[Your task]: Wherever a line holds the string "بلغت", copy that line.

____________

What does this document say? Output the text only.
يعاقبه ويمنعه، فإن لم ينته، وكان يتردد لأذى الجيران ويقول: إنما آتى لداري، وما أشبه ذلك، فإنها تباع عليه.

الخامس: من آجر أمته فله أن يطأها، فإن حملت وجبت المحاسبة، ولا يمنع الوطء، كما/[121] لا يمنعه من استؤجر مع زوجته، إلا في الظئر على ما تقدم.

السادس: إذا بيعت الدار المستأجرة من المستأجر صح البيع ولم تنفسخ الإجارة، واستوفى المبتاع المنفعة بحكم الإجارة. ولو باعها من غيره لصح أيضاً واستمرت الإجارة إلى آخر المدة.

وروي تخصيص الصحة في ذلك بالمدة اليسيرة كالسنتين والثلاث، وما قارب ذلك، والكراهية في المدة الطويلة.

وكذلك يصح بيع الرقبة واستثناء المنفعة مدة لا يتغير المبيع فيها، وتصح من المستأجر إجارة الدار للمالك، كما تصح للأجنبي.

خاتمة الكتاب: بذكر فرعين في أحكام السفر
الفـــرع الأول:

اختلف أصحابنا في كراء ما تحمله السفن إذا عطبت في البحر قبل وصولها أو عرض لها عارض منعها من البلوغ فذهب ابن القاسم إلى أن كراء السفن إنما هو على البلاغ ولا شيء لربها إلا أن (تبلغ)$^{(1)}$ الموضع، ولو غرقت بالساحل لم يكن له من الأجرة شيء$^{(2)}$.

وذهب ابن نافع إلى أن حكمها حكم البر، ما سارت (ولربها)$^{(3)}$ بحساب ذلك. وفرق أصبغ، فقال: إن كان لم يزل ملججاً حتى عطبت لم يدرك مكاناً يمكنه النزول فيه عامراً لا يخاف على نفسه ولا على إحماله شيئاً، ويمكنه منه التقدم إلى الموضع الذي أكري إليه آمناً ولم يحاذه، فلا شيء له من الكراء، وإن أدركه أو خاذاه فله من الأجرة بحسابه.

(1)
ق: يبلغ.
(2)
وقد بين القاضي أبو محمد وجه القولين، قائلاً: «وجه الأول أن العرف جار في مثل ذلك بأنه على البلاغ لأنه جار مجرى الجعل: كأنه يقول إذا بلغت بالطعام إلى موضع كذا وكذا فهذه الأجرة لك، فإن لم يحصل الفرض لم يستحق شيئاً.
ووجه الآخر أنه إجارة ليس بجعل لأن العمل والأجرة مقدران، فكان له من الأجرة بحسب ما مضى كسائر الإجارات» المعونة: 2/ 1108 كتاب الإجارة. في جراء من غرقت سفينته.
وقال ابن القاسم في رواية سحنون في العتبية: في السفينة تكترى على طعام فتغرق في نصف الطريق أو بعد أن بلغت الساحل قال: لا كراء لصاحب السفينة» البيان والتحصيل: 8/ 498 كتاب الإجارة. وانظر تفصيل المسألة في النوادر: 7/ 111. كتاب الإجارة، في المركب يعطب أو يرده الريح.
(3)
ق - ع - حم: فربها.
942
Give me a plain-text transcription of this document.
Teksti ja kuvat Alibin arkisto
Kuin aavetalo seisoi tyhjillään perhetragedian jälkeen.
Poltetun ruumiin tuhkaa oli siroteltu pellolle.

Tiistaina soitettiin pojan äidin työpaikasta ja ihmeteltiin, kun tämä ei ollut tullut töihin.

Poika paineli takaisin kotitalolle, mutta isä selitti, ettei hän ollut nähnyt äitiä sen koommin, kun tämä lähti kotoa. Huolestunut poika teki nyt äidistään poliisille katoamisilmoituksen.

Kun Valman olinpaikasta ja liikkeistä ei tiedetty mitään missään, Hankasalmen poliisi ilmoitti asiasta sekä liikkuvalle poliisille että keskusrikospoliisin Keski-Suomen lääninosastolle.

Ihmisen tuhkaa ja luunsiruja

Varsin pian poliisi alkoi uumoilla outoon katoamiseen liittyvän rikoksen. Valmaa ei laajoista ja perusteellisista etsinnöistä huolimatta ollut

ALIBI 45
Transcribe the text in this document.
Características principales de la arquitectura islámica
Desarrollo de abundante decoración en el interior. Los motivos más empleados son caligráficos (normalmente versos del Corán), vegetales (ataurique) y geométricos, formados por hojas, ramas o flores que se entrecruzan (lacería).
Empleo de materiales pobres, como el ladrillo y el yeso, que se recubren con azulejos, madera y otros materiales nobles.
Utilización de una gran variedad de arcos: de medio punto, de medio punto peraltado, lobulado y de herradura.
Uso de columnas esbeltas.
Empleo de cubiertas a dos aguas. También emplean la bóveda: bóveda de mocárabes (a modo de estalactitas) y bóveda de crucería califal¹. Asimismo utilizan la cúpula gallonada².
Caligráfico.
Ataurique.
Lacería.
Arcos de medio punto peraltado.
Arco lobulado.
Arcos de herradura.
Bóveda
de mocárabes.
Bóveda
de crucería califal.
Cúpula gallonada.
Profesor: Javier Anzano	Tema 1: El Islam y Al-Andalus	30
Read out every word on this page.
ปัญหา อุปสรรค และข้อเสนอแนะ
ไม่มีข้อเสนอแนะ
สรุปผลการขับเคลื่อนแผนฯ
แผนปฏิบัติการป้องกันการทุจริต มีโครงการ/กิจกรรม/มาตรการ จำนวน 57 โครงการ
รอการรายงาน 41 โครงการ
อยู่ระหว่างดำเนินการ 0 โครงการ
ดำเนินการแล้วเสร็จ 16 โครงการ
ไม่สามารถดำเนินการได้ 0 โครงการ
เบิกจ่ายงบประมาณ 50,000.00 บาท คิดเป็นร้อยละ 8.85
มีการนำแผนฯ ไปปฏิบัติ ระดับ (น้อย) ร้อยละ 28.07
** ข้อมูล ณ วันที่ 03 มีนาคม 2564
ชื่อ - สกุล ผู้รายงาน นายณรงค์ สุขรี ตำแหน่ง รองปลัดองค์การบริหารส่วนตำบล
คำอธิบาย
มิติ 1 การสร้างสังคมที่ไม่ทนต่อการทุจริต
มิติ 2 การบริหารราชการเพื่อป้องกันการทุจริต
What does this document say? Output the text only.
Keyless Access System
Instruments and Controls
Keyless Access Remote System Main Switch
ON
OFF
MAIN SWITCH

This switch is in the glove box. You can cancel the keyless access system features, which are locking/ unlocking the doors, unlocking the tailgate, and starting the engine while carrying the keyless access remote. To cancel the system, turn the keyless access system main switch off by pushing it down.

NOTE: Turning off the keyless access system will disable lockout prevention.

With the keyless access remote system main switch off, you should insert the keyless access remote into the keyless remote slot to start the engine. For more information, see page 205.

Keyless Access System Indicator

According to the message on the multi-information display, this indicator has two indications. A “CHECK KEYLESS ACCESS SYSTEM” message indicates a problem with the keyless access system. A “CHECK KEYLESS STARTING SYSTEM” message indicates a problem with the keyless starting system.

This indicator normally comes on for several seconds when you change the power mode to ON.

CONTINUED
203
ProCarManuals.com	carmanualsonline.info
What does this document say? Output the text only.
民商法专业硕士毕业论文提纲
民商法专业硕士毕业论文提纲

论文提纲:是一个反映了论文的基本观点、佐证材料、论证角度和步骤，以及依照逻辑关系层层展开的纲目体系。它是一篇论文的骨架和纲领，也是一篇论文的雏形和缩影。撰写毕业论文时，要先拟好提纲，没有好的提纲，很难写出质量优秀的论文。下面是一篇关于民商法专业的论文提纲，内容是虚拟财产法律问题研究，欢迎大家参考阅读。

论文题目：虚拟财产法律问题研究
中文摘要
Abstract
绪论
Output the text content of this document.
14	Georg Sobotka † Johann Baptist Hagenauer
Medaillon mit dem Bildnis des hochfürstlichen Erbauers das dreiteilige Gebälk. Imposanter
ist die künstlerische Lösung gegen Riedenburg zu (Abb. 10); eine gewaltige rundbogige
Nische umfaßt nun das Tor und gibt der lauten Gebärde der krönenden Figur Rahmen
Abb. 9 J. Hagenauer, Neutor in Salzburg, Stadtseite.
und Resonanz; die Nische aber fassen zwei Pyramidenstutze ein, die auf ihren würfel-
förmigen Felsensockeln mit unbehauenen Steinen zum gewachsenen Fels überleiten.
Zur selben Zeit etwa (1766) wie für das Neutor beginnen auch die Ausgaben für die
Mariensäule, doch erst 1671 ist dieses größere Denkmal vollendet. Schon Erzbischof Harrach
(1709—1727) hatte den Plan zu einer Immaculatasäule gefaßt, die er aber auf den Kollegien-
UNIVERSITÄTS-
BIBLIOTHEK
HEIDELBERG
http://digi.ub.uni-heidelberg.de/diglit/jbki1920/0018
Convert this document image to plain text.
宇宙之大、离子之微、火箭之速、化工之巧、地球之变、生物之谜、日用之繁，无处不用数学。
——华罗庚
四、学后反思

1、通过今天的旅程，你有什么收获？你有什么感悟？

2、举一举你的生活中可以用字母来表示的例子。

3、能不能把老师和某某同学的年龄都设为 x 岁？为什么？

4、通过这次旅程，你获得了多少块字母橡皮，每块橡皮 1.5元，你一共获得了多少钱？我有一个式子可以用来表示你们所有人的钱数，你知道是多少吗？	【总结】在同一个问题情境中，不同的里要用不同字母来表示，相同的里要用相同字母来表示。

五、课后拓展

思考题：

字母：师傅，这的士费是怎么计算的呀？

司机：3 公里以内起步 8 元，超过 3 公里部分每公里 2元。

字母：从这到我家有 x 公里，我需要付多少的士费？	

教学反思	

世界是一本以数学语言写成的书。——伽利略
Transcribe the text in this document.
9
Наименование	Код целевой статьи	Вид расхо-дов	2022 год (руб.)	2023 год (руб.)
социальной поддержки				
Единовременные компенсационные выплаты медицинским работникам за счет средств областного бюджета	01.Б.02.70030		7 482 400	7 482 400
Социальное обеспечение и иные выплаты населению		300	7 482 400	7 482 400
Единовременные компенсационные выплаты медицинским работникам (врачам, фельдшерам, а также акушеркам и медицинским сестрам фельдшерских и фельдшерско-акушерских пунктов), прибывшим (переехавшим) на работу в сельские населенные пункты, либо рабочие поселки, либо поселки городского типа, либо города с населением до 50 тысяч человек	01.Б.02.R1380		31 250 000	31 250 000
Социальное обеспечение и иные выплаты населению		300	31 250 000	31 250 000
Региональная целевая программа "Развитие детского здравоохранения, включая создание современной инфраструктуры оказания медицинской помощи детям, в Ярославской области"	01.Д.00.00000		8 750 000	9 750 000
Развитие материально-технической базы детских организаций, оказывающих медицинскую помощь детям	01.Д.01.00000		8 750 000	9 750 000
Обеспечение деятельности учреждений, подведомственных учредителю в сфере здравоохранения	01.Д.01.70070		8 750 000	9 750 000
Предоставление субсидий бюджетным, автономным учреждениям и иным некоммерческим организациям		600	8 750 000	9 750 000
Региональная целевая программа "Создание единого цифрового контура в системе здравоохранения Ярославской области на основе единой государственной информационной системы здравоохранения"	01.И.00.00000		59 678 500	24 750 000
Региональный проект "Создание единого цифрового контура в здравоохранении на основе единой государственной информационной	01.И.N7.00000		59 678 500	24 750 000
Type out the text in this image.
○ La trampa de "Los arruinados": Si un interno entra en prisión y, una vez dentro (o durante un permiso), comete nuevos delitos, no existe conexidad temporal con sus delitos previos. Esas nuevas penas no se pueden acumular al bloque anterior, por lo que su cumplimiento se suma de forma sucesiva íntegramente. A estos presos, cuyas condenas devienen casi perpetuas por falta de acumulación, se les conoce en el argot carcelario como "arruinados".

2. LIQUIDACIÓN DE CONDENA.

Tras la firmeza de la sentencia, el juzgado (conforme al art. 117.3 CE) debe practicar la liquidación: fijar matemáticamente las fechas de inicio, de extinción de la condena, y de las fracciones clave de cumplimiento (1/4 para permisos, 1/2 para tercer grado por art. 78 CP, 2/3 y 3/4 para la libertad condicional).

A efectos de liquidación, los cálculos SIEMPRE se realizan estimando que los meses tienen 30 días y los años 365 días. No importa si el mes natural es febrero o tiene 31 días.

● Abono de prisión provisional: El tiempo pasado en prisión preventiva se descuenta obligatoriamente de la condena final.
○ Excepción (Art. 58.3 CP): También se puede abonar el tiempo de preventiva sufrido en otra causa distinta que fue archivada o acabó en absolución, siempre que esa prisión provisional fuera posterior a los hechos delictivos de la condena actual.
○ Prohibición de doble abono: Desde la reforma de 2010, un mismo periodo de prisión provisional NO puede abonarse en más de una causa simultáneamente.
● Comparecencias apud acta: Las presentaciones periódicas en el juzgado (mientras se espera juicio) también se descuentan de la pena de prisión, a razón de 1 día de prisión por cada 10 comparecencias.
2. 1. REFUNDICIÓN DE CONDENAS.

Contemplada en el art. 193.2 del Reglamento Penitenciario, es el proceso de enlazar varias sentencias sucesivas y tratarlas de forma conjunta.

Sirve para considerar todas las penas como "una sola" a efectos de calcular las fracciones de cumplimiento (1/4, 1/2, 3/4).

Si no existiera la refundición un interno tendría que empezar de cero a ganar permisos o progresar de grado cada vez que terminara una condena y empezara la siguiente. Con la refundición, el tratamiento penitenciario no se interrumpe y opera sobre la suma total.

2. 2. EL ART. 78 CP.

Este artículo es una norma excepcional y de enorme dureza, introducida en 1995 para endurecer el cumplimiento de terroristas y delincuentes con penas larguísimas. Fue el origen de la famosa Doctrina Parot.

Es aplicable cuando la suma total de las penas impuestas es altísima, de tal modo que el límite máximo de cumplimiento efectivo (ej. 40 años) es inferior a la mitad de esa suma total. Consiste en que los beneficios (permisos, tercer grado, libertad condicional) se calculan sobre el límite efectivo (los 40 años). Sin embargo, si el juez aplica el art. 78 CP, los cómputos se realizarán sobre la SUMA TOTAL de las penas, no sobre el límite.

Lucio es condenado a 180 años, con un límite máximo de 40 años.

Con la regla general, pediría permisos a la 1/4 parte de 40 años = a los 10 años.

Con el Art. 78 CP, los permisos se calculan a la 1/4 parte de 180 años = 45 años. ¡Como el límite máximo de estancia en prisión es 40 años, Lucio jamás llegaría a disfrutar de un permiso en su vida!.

____________

[Solution for this task]:
وقد بين القاضي أبو محمد وجه القولين، قائلاً: «وجه الأول أن العرف جار في مثل ذلك بأنه على البلاغ لأنه جار مجرى الجعل: كأنه يقول إذا بلغت بالطعام إلى موضع كذا وكذا فهذه الأجرة لك، فإن لم يحصل الفرض لم يستحق شيئاً.
وقال ابن القاسم في رواية سحنون في العتبية: في السفينة تكترى على طعام فتغرق في نصف الطريق أو بعد أن بلغت الساحل قال: لا كراء لصاحب السفينة» البيان والتحصيل: 8/ 498 كتاب الإجارة. وانظر تفصيل المسألة في النوادر: 7/ 111. كتاب الإجارة، في المركب يعطب أو يرده الريح.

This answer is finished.